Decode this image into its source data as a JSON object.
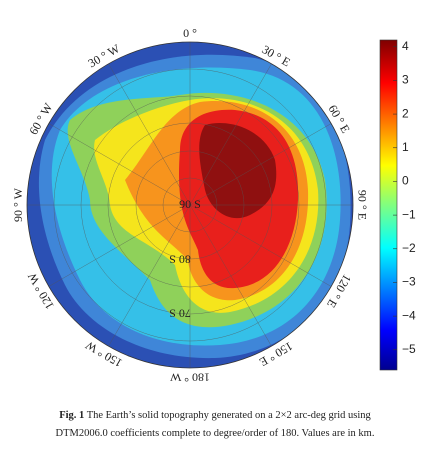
{
  "map": {
    "longitude_labels": [
      "0 °",
      "30 ° E",
      "60 ° E",
      "90 ° E",
      "120 ° E",
      "150 ° E",
      "180 ° W",
      "150 ° W",
      "120 ° W",
      "90 ° W",
      "60 ° W",
      "30 ° W"
    ],
    "latitude_labels": [
      "90 S",
      "80 S",
      "70 S"
    ],
    "colorbar": {
      "ylim": [
        -5.6,
        4.2
      ],
      "yticks": [
        4,
        3,
        2,
        1,
        0,
        {
          "value": -1,
          "label": "−1"
        },
        {
          "value": -2,
          "label": "−2"
        },
        {
          "value": -3,
          "label": "−3"
        },
        {
          "value": -4,
          "label": "−4"
        },
        {
          "value": -5,
          "label": "−5"
        }
      ]
    },
    "caption": {
      "label": "Fig. 1",
      "lines": [
        " The Earth’s solid topography generated on a 2×2 arc-deg grid using",
        "DTM2006.0 coefficients complete to degree/order of 180. Values are in km."
      ]
    }
  }
}
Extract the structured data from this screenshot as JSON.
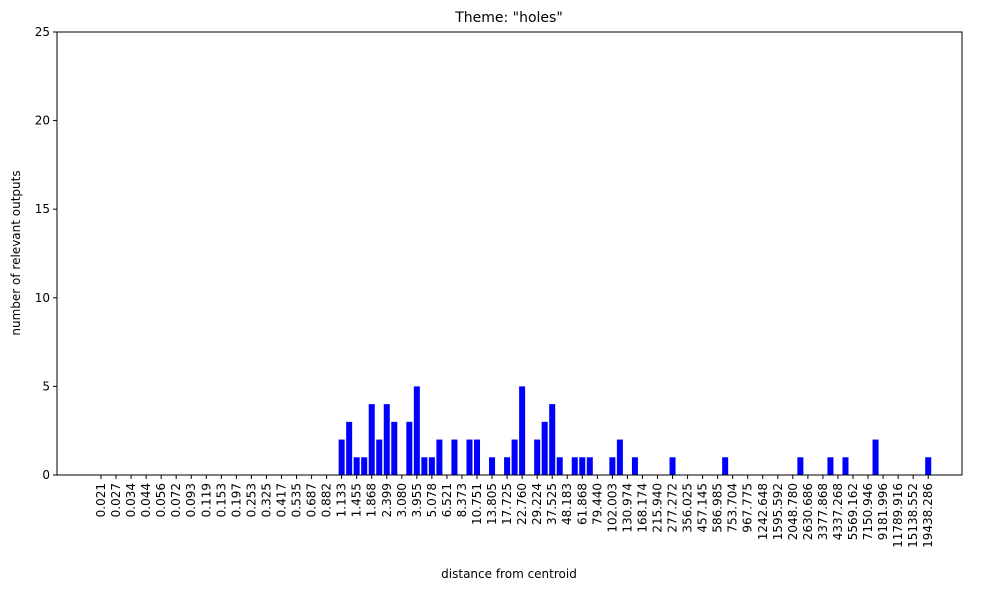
{
  "chart_data": {
    "type": "bar",
    "title": "Theme: \"holes\"",
    "x_label": "distance from centroid",
    "y_label": "number of relevant outputs",
    "color": "#0000ff",
    "ylim": [
      0,
      25
    ],
    "yticks": [
      0,
      5,
      10,
      15,
      20,
      25
    ],
    "categories": [
      "0.021",
      null,
      "0.027",
      null,
      "0.034",
      null,
      "0.044",
      null,
      "0.056",
      null,
      "0.072",
      null,
      "0.093",
      null,
      "0.119",
      null,
      "0.153",
      null,
      "0.197",
      null,
      "0.253",
      null,
      "0.325",
      null,
      "0.417",
      null,
      "0.535",
      null,
      "0.687",
      null,
      "0.882",
      null,
      "1.133",
      null,
      "1.455",
      null,
      "1.868",
      null,
      "2.399",
      null,
      "3.080",
      null,
      "3.955",
      null,
      "5.078",
      null,
      "6.521",
      null,
      "8.373",
      null,
      "10.751",
      null,
      "13.805",
      null,
      "17.725",
      null,
      "22.760",
      null,
      "29.224",
      null,
      "37.525",
      null,
      "48.183",
      null,
      "61.868",
      null,
      "79.440",
      null,
      "102.003",
      null,
      "130.974",
      null,
      "168.174",
      null,
      "215.940",
      null,
      "277.272",
      null,
      "356.025",
      null,
      "457.145",
      null,
      "586.985",
      null,
      "753.704",
      null,
      "967.775",
      null,
      "1242.648",
      null,
      "1595.592",
      null,
      "2048.780",
      null,
      "2630.686",
      null,
      "3377.868",
      null,
      "4337.268",
      null,
      "5569.162",
      null,
      "7150.946",
      null,
      "9181.996",
      null,
      "11789.916",
      null,
      "15138.552",
      null,
      "19438.286"
    ],
    "values": [
      0,
      0,
      0,
      0,
      0,
      0,
      0,
      0,
      0,
      0,
      0,
      0,
      0,
      0,
      0,
      0,
      0,
      0,
      0,
      0,
      0,
      0,
      0,
      0,
      0,
      0,
      0,
      0,
      0,
      0,
      0,
      0,
      2,
      3,
      1,
      1,
      4,
      2,
      4,
      3,
      0,
      3,
      5,
      1,
      1,
      2,
      0,
      2,
      0,
      2,
      2,
      0,
      1,
      0,
      1,
      2,
      5,
      0,
      2,
      3,
      4,
      1,
      0,
      1,
      1,
      1,
      0,
      0,
      1,
      2,
      0,
      1,
      0,
      0,
      0,
      0,
      1,
      0,
      0,
      0,
      0,
      0,
      0,
      1,
      0,
      0,
      0,
      0,
      0,
      0,
      0,
      0,
      0,
      1,
      0,
      0,
      0,
      1,
      0,
      1,
      0,
      0,
      0,
      2,
      0,
      0,
      0,
      0,
      0,
      0,
      1
    ]
  }
}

.....

> [Exercise description] Retype each entry precisely. Skip images entirely.

> [Task solution]
Decode this image into its source data as a JSON object.
{
  "map": {
    "longitude_labels": [
      "0 °",
      "30 ° E",
      "60 ° E",
      "90 ° E",
      "120 ° E",
      "150 ° E",
      "180 ° W",
      "150 ° W",
      "120 ° W",
      "90 ° W",
      "60 ° W",
      "30 ° W"
    ],
    "latitude_labels": [
      "90 S",
      "80 S",
      "70 S"
    ],
    "colorbar": {
      "ylim": [
        -5.6,
        4.2
      ],
      "yticks": [
        4,
        3,
        2,
        1,
        0,
        {
          "value": -1,
          "label": "−1"
        },
        {
          "value": -2,
          "label": "−2"
        },
        {
          "value": -3,
          "label": "−3"
        },
        {
          "value": -4,
          "label": "−4"
        },
        {
          "value": -5,
          "label": "−5"
        }
      ]
    },
    "caption": {
      "label": "Fig. 1",
      "lines": [
        " The Earth’s solid topography generated on a 2×2 arc-deg grid using",
        "DTM2006.0 coefficients complete to degree/order of 180. Values are in km."
      ]
    }
  }
}
Extract the structured data from this screenshot as JSON.
{
  "chart_data": {
    "type": "bar",
    "title": "Theme: \"holes\"",
    "x_label": "distance from centroid",
    "y_label": "number of relevant outputs",
    "color": "#0000ff",
    "ylim": [
      0,
      25
    ],
    "yticks": [
      0,
      5,
      10,
      15,
      20,
      25
    ],
    "categories": [
      "0.021",
      null,
      "0.027",
      null,
      "0.034",
      null,
      "0.044",
      null,
      "0.056",
      null,
      "0.072",
      null,
      "0.093",
      null,
      "0.119",
      null,
      "0.153",
      null,
      "0.197",
      null,
      "0.253",
      null,
      "0.325",
      null,
      "0.417",
      null,
      "0.535",
      null,
      "0.687",
      null,
      "0.882",
      null,
      "1.133",
      null,
      "1.455",
      null,
      "1.868",
      null,
      "2.399",
      null,
      "3.080",
      null,
      "3.955",
      null,
      "5.078",
      null,
      "6.521",
      null,
      "8.373",
      null,
      "10.751",
      null,
      "13.805",
      null,
      "17.725",
      null,
      "22.760",
      null,
      "29.224",
      null,
      "37.525",
      null,
      "48.183",
      null,
      "61.868",
      null,
      "79.440",
      null,
      "102.003",
      null,
      "130.974",
      null,
      "168.174",
      null,
      "215.940",
      null,
      "277.272",
      null,
      "356.025",
      null,
      "457.145",
      null,
      "586.985",
      null,
      "753.704",
      null,
      "967.775",
      null,
      "1242.648",
      null,
      "1595.592",
      null,
      "2048.780",
      null,
      "2630.686",
      null,
      "3377.868",
      null,
      "4337.268",
      null,
      "5569.162",
      null,
      "7150.946",
      null,
      "9181.996",
      null,
      "11789.916",
      null,
      "15138.552",
      null,
      "19438.286"
    ],
    "values": [
      0,
      0,
      0,
      0,
      0,
      0,
      0,
      0,
      0,
      0,
      0,
      0,
      0,
      0,
      0,
      0,
      0,
      0,
      0,
      0,
      0,
      0,
      0,
      0,
      0,
      0,
      0,
      0,
      0,
      0,
      0,
      0,
      2,
      3,
      1,
      1,
      4,
      2,
      4,
      3,
      0,
      3,
      5,
      1,
      1,
      2,
      0,
      2,
      0,
      2,
      2,
      0,
      1,
      0,
      1,
      2,
      5,
      0,
      2,
      3,
      4,
      1,
      0,
      1,
      1,
      1,
      0,
      0,
      1,
      2,
      0,
      1,
      0,
      0,
      0,
      0,
      1,
      0,
      0,
      0,
      0,
      0,
      0,
      1,
      0,
      0,
      0,
      0,
      0,
      0,
      0,
      0,
      0,
      1,
      0,
      0,
      0,
      1,
      0,
      1,
      0,
      0,
      0,
      2,
      0,
      0,
      0,
      0,
      0,
      0,
      1
    ]
  }
}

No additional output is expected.